Saved entries:

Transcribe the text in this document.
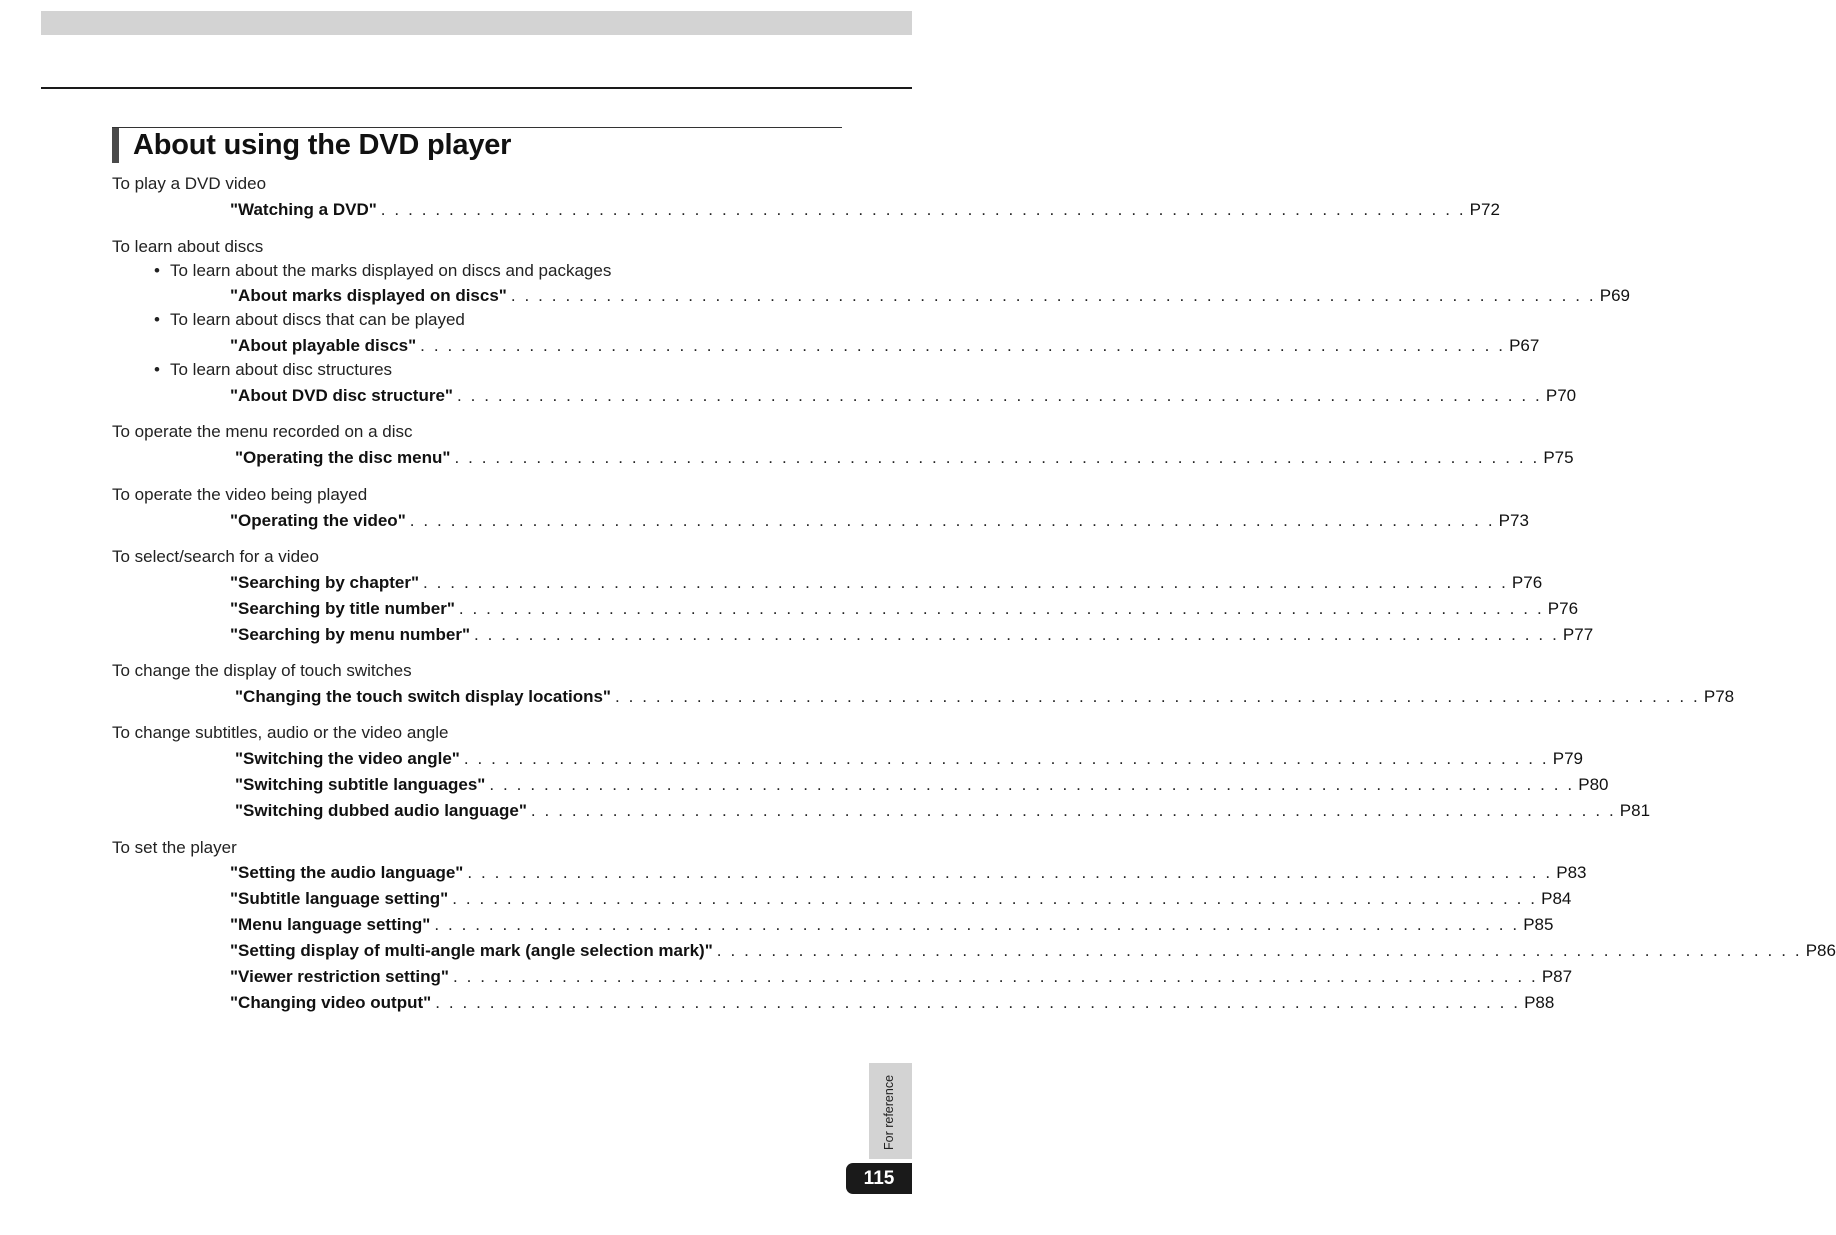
About using the DVD player
To play a DVD video
"Watching a DVD" . . . . . . . . . . . . . . . . . . . . . . . . . . . . . . . . . . . . . . . . . . . . . . . . . . . . . . . . . . . . . . . . . . . . . . . . . . . . . . . . P72
To learn about discs
• To learn about the marks displayed on discs and packages
"About marks displayed on discs" . . . . . . . . . . . . . . . . . . . . . . . . . . . . . . . . . . . . . . . . . . . . . . . . . . . . . . . . . . . . . . . . . . . . . . . . . . . . . . . . P69
• To learn about discs that can be played
"About playable discs" . . . . . . . . . . . . . . . . . . . . . . . . . . . . . . . . . . . . . . . . . . . . . . . . . . . . . . . . . . . . . . . . . . . . . . . . . . . . . . . . P67
• To learn about disc structures
"About DVD disc structure" . . . . . . . . . . . . . . . . . . . . . . . . . . . . . . . . . . . . . . . . . . . . . . . . . . . . . . . . . . . . . . . . . . . . . . . . . . . . . . . . P70
To operate the menu recorded on a disc
"Operating the disc menu" . . . . . . . . . . . . . . . . . . . . . . . . . . . . . . . . . . . . . . . . . . . . . . . . . . . . . . . . . . . . . . . . . . . . . . . . . . . . . . . . P75
To operate the video being played
"Operating the video" . . . . . . . . . . . . . . . . . . . . . . . . . . . . . . . . . . . . . . . . . . . . . . . . . . . . . . . . . . . . . . . . . . . . . . . . . . . . . . . . P73
To select/search for a video
"Searching by chapter" . . . . . . . . . . . . . . . . . . . . . . . . . . . . . . . . . . . . . . . . . . . . . . . . . . . . . . . . . . . . . . . . . . . . . . . . . . . . . . . . P76
"Searching by title number" . . . . . . . . . . . . . . . . . . . . . . . . . . . . . . . . . . . . . . . . . . . . . . . . . . . . . . . . . . . . . . . . . . . . . . . . . . . . . . . . P76
"Searching by menu number" . . . . . . . . . . . . . . . . . . . . . . . . . . . . . . . . . . . . . . . . . . . . . . . . . . . . . . . . . . . . . . . . . . . . . . . . . . . . . . . . P77
To change the display of touch switches
"Changing the touch switch display locations" . . . . . . . . . . . . . . . . . . . . . . . . . . . . . . . . . . . . . . . . . . . . . . . . . . . . . . . . . . . . . . . . . . . . . . . . . . . . . . . . P78
To change subtitles, audio or the video angle
"Switching the video angle" . . . . . . . . . . . . . . . . . . . . . . . . . . . . . . . . . . . . . . . . . . . . . . . . . . . . . . . . . . . . . . . . . . . . . . . . . . . . . . . . P79
"Switching subtitle languages" . . . . . . . . . . . . . . . . . . . . . . . . . . . . . . . . . . . . . . . . . . . . . . . . . . . . . . . . . . . . . . . . . . . . . . . . . . . . . . . . P80
"Switching dubbed audio language" . . . . . . . . . . . . . . . . . . . . . . . . . . . . . . . . . . . . . . . . . . . . . . . . . . . . . . . . . . . . . . . . . . . . . . . . . . . . . . . . P81
To set the player
"Setting the audio language" . . . . . . . . . . . . . . . . . . . . . . . . . . . . . . . . . . . . . . . . . . . . . . . . . . . . . . . . . . . . . . . . . . . . . . . . . . . . . . . . P83
"Subtitle language setting" . . . . . . . . . . . . . . . . . . . . . . . . . . . . . . . . . . . . . . . . . . . . . . . . . . . . . . . . . . . . . . . . . . . . . . . . . . . . . . . . P84
"Menu language setting" . . . . . . . . . . . . . . . . . . . . . . . . . . . . . . . . . . . . . . . . . . . . . . . . . . . . . . . . . . . . . . . . . . . . . . . . . . . . . . . . P85
"Setting display of multi-angle mark (angle selection mark)" . . . . . . . . . . . . . . . . . . . . . . . . . . . . . . . . . . . . . . . . . . . . . . . . . . . . . . . . . . . . . . . . . . . . . . . . . . . . . . . . P86
"Viewer restriction setting" . . . . . . . . . . . . . . . . . . . . . . . . . . . . . . . . . . . . . . . . . . . . . . . . . . . . . . . . . . . . . . . . . . . . . . . . . . . . . . . . P87
"Changing video output" . . . . . . . . . . . . . . . . . . . . . . . . . . . . . . . . . . . . . . . . . . . . . . . . . . . . . . . . . . . . . . . . . . . . . . . . . . . . . . . . P88
For reference
115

• What the task asks
Select all lines in the listing that include the word "learn".

• Task solution
To learn about discs
• To learn about the marks displayed on discs and packages
• To learn about discs that can be played
• To learn about disc structures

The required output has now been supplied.